Saved entries
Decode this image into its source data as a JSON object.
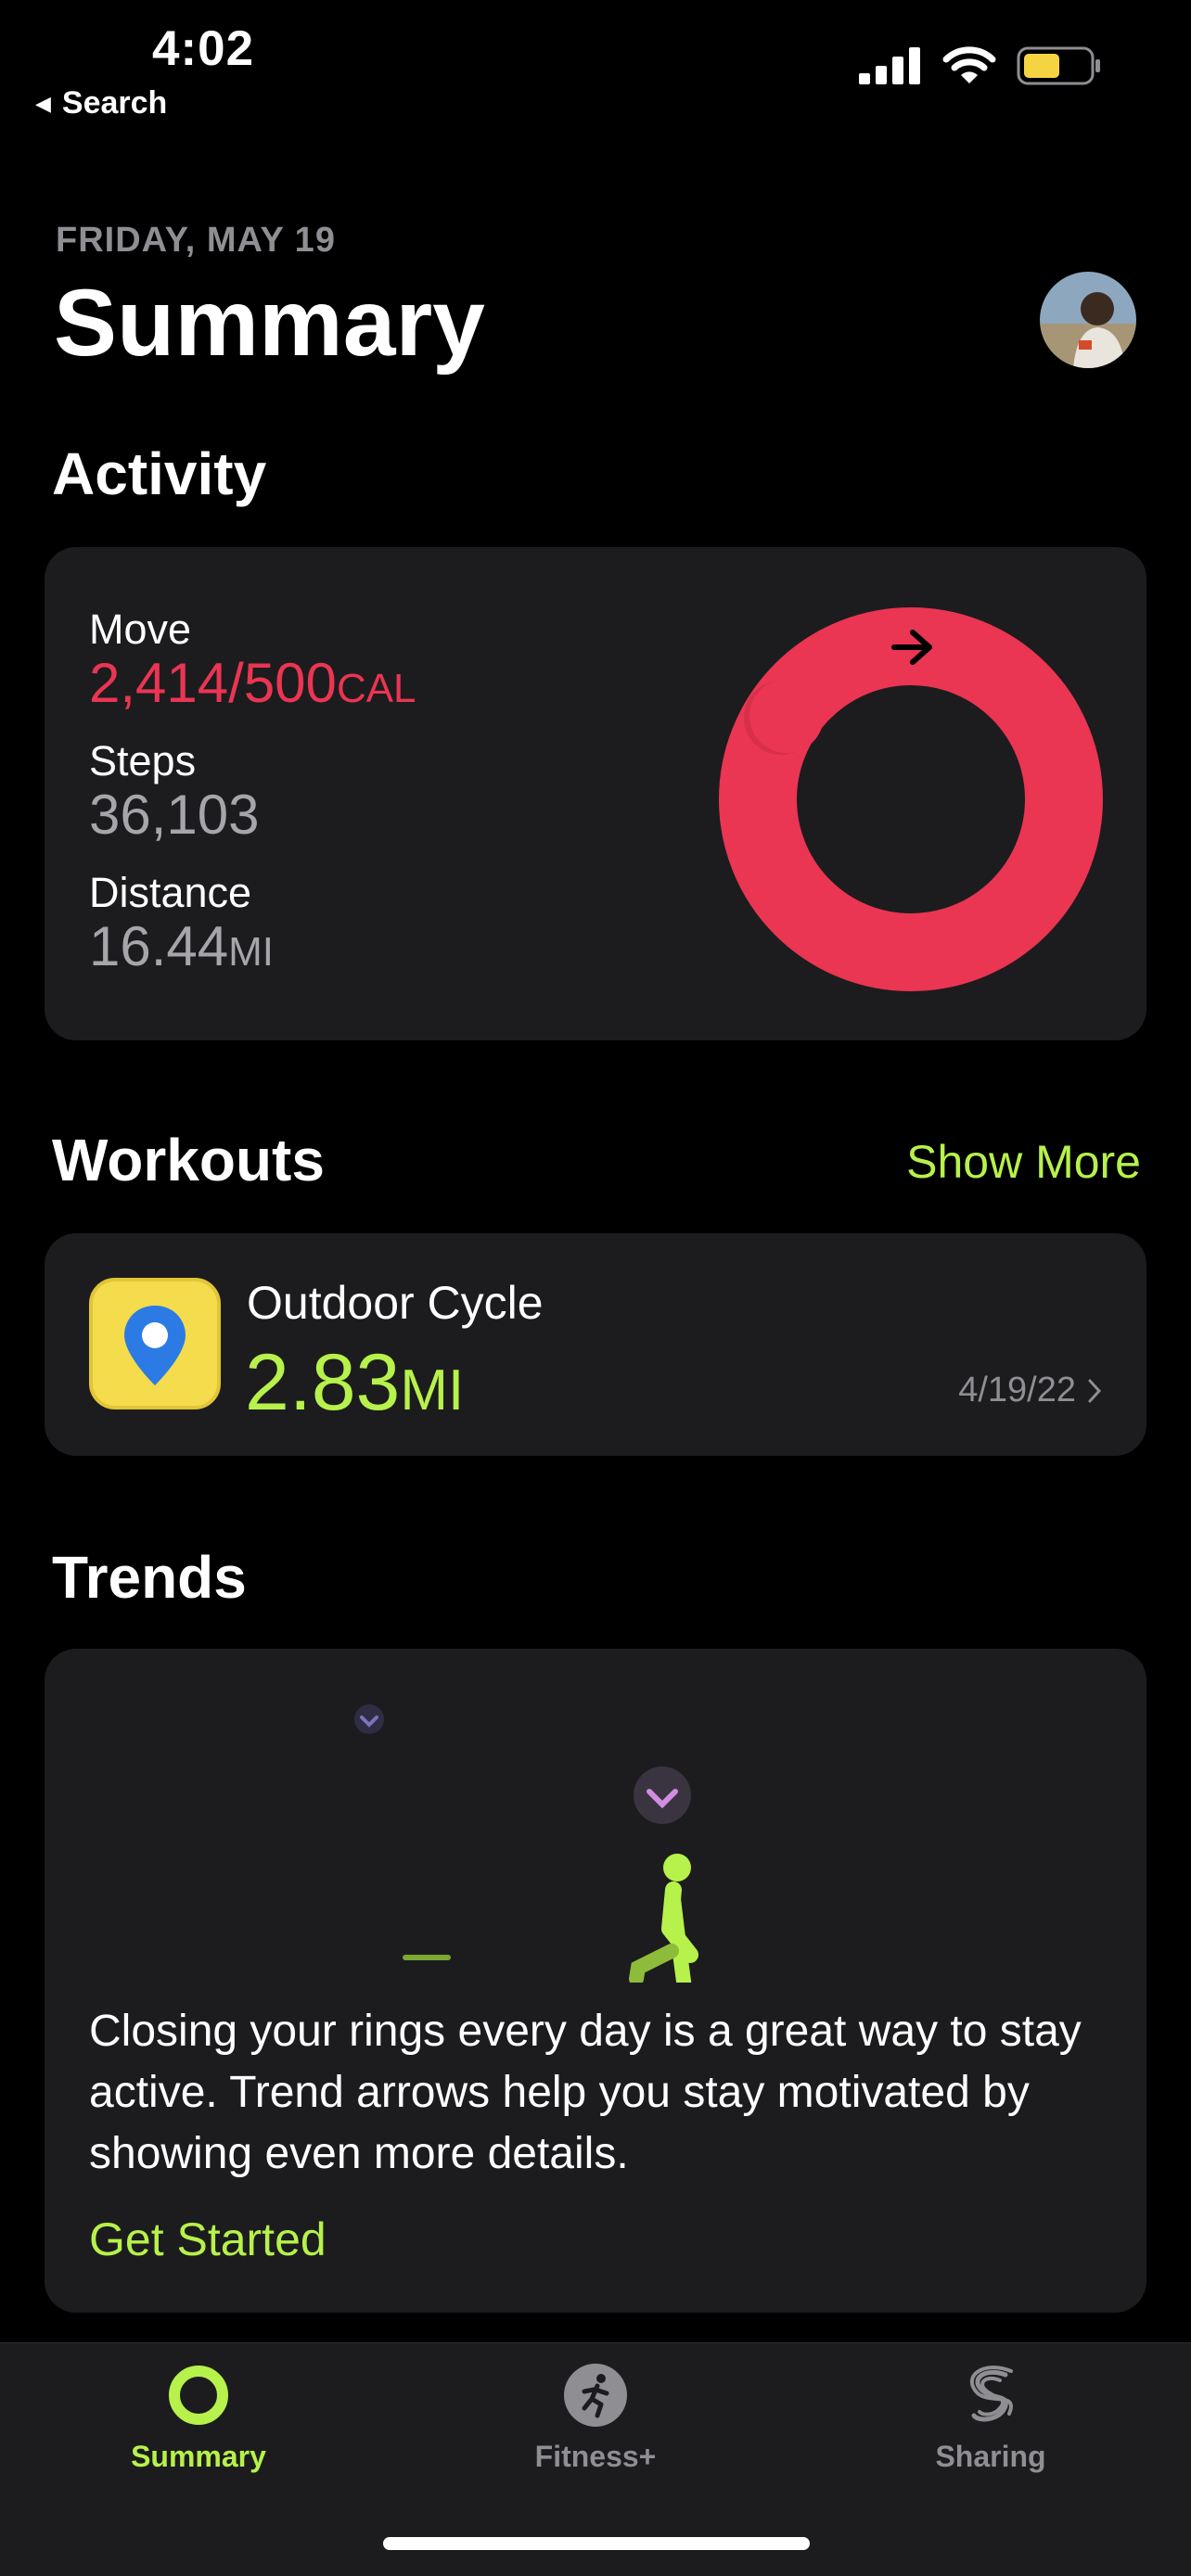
{
  "status_bar": {
    "time": "4:02",
    "back_label": "Search"
  },
  "header": {
    "date": "FRIDAY, MAY 19",
    "title": "Summary"
  },
  "activity": {
    "section_title": "Activity",
    "move": {
      "label": "Move",
      "value": "2,414/500",
      "unit": "CAL",
      "progress_fraction": 4.828
    },
    "steps": {
      "label": "Steps",
      "value": "36,103"
    },
    "distance": {
      "label": "Distance",
      "value": "16.44",
      "unit": "MI"
    }
  },
  "workouts": {
    "section_title": "Workouts",
    "show_more_label": "Show More",
    "item": {
      "name": "Outdoor Cycle",
      "value": "2.83",
      "unit": "MI",
      "date": "4/19/22"
    }
  },
  "trends": {
    "section_title": "Trends",
    "body": "Closing your rings every day is a great way to stay active. Trend arrows help you stay motivated by showing even more details.",
    "link_label": "Get Started"
  },
  "tab_bar": {
    "tabs": [
      {
        "label": "Summary",
        "icon": "activity-ring-icon",
        "active": true
      },
      {
        "label": "Fitness+",
        "icon": "runner-icon",
        "active": false
      },
      {
        "label": "Sharing",
        "icon": "sharing-icon",
        "active": false
      }
    ]
  },
  "colors": {
    "move": "#ea3553",
    "accent": "#b7f14b",
    "card": "#1c1c1e",
    "secondary_text": "#8e8e93"
  }
}
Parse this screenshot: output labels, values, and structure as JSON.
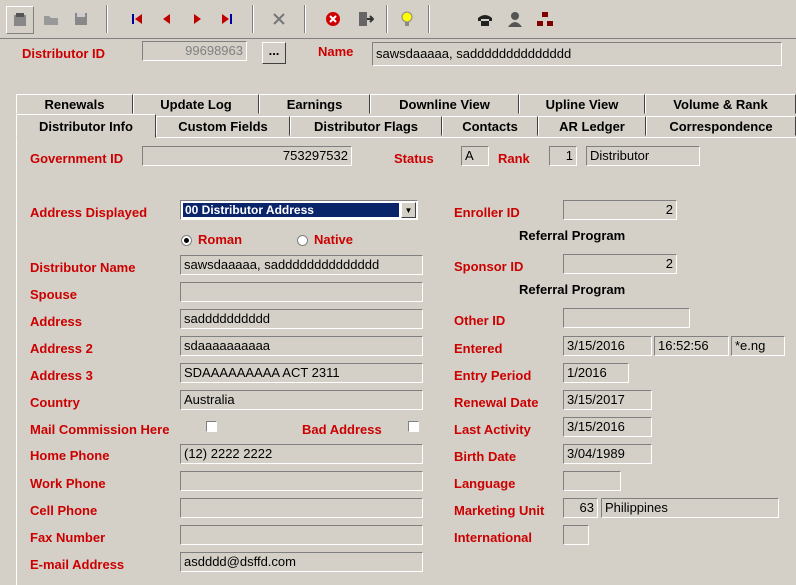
{
  "toolbar": {
    "icons": [
      "new-record-icon",
      "open-folder-icon",
      "save-icon",
      "first-record-icon",
      "prev-record-icon",
      "next-record-icon",
      "last-record-icon",
      "delete-icon",
      "cancel-icon",
      "exit-icon",
      "hint-icon",
      "phone-icon",
      "contact-icon",
      "org-chart-icon"
    ]
  },
  "header": {
    "distributor_id_label": "Distributor ID",
    "distributor_id": "99698963",
    "ellipsis_label": "...",
    "name_label": "Name",
    "name": "sawsdaaaaa, sadddddddddddddd"
  },
  "tabs_row1": [
    "Renewals",
    "Update Log",
    "Earnings",
    "Downline View",
    "Upline View",
    "Volume & Rank"
  ],
  "tabs_row2": [
    "Distributor Info",
    "Custom Fields",
    "Distributor Flags",
    "Contacts",
    "AR Ledger",
    "Correspondence"
  ],
  "form": {
    "government_id_label": "Government ID",
    "government_id": "753297532",
    "status_label": "Status",
    "status": "A",
    "rank_label": "Rank",
    "rank_num": "1",
    "rank_name": "Distributor",
    "address_displayed_label": "Address Displayed",
    "address_displayed": "00 Distributor Address",
    "roman_label": "Roman",
    "native_label": "Native",
    "distributor_name_label": "Distributor Name",
    "distributor_name": "sawsdaaaaa, sadddddddddddddd",
    "spouse_label": "Spouse",
    "spouse": "",
    "address_label": "Address",
    "address": "sadddddddddd",
    "address2_label": "Address 2",
    "address2": "sdaaaaaaaaaa",
    "address3_label": "Address 3",
    "address3": "SDAAAAAAAAA ACT 2311",
    "country_label": "Country",
    "country": "Australia",
    "mail_commission_label": "Mail Commission Here",
    "bad_address_label": "Bad Address",
    "home_phone_label": "Home Phone",
    "home_phone": "(12) 2222 2222",
    "work_phone_label": "Work Phone",
    "work_phone": "",
    "cell_phone_label": "Cell Phone",
    "cell_phone": "",
    "fax_label": "Fax Number",
    "fax": "",
    "email_label": "E-mail Address",
    "email": "asdddd@dsffd.com",
    "enroller_id_label": "Enroller ID",
    "enroller_id": "2",
    "enroller_program": "Referral Program",
    "sponsor_id_label": "Sponsor ID",
    "sponsor_id": "2",
    "sponsor_program": "Referral Program",
    "other_id_label": "Other ID",
    "other_id": "",
    "entered_label": "Entered",
    "entered_date": "3/15/2016",
    "entered_time": "16:52:56",
    "entered_by": "*e.ng",
    "entry_period_label": "Entry Period",
    "entry_period": "1/2016",
    "renewal_date_label": "Renewal Date",
    "renewal_date": "3/15/2017",
    "last_activity_label": "Last Activity",
    "last_activity": "3/15/2016",
    "birth_date_label": "Birth Date",
    "birth_date": "3/04/1989",
    "language_label": "Language",
    "language": "",
    "marketing_unit_label": "Marketing Unit",
    "marketing_unit_num": "63",
    "marketing_unit_name": "Philippines",
    "international_label": "International",
    "international": ""
  }
}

Exercise brief
Write the records above out again exactly, with no pictures in your copy.

Task response
Decode this image into its source data as a JSON object.
{
  "status_bar": {
    "time": "4:02",
    "back_label": "Search"
  },
  "header": {
    "date": "FRIDAY, MAY 19",
    "title": "Summary"
  },
  "activity": {
    "section_title": "Activity",
    "move": {
      "label": "Move",
      "value": "2,414/500",
      "unit": "CAL",
      "progress_fraction": 4.828
    },
    "steps": {
      "label": "Steps",
      "value": "36,103"
    },
    "distance": {
      "label": "Distance",
      "value": "16.44",
      "unit": "MI"
    }
  },
  "workouts": {
    "section_title": "Workouts",
    "show_more_label": "Show More",
    "item": {
      "name": "Outdoor Cycle",
      "value": "2.83",
      "unit": "MI",
      "date": "4/19/22"
    }
  },
  "trends": {
    "section_title": "Trends",
    "body": "Closing your rings every day is a great way to stay active. Trend arrows help you stay motivated by showing even more details.",
    "link_label": "Get Started"
  },
  "tab_bar": {
    "tabs": [
      {
        "label": "Summary",
        "icon": "activity-ring-icon",
        "active": true
      },
      {
        "label": "Fitness+",
        "icon": "runner-icon",
        "active": false
      },
      {
        "label": "Sharing",
        "icon": "sharing-icon",
        "active": false
      }
    ]
  },
  "colors": {
    "move": "#ea3553",
    "accent": "#b7f14b",
    "card": "#1c1c1e",
    "secondary_text": "#8e8e93"
  }
}
Parse this screenshot: output labels, values, and structure as JSON.
{
  "toolbar": {
    "icons": [
      "new-record-icon",
      "open-folder-icon",
      "save-icon",
      "first-record-icon",
      "prev-record-icon",
      "next-record-icon",
      "last-record-icon",
      "delete-icon",
      "cancel-icon",
      "exit-icon",
      "hint-icon",
      "phone-icon",
      "contact-icon",
      "org-chart-icon"
    ]
  },
  "header": {
    "distributor_id_label": "Distributor ID",
    "distributor_id": "99698963",
    "ellipsis_label": "...",
    "name_label": "Name",
    "name": "sawsdaaaaa, sadddddddddddddd"
  },
  "tabs_row1": [
    "Renewals",
    "Update Log",
    "Earnings",
    "Downline View",
    "Upline View",
    "Volume & Rank"
  ],
  "tabs_row2": [
    "Distributor Info",
    "Custom Fields",
    "Distributor Flags",
    "Contacts",
    "AR Ledger",
    "Correspondence"
  ],
  "form": {
    "government_id_label": "Government ID",
    "government_id": "753297532",
    "status_label": "Status",
    "status": "A",
    "rank_label": "Rank",
    "rank_num": "1",
    "rank_name": "Distributor",
    "address_displayed_label": "Address Displayed",
    "address_displayed": "00 Distributor Address",
    "roman_label": "Roman",
    "native_label": "Native",
    "distributor_name_label": "Distributor Name",
    "distributor_name": "sawsdaaaaa, sadddddddddddddd",
    "spouse_label": "Spouse",
    "spouse": "",
    "address_label": "Address",
    "address": "sadddddddddd",
    "address2_label": "Address 2",
    "address2": "sdaaaaaaaaaa",
    "address3_label": "Address 3",
    "address3": "SDAAAAAAAAA ACT 2311",
    "country_label": "Country",
    "country": "Australia",
    "mail_commission_label": "Mail Commission Here",
    "bad_address_label": "Bad Address",
    "home_phone_label": "Home Phone",
    "home_phone": "(12) 2222 2222",
    "work_phone_label": "Work Phone",
    "work_phone": "",
    "cell_phone_label": "Cell Phone",
    "cell_phone": "",
    "fax_label": "Fax Number",
    "fax": "",
    "email_label": "E-mail Address",
    "email": "asdddd@dsffd.com",
    "enroller_id_label": "Enroller ID",
    "enroller_id": "2",
    "enroller_program": "Referral Program",
    "sponsor_id_label": "Sponsor ID",
    "sponsor_id": "2",
    "sponsor_program": "Referral Program",
    "other_id_label": "Other ID",
    "other_id": "",
    "entered_label": "Entered",
    "entered_date": "3/15/2016",
    "entered_time": "16:52:56",
    "entered_by": "*e.ng",
    "entry_period_label": "Entry Period",
    "entry_period": "1/2016",
    "renewal_date_label": "Renewal Date",
    "renewal_date": "3/15/2017",
    "last_activity_label": "Last Activity",
    "last_activity": "3/15/2016",
    "birth_date_label": "Birth Date",
    "birth_date": "3/04/1989",
    "language_label": "Language",
    "language": "",
    "marketing_unit_label": "Marketing Unit",
    "marketing_unit_num": "63",
    "marketing_unit_name": "Philippines",
    "international_label": "International",
    "international": ""
  }
}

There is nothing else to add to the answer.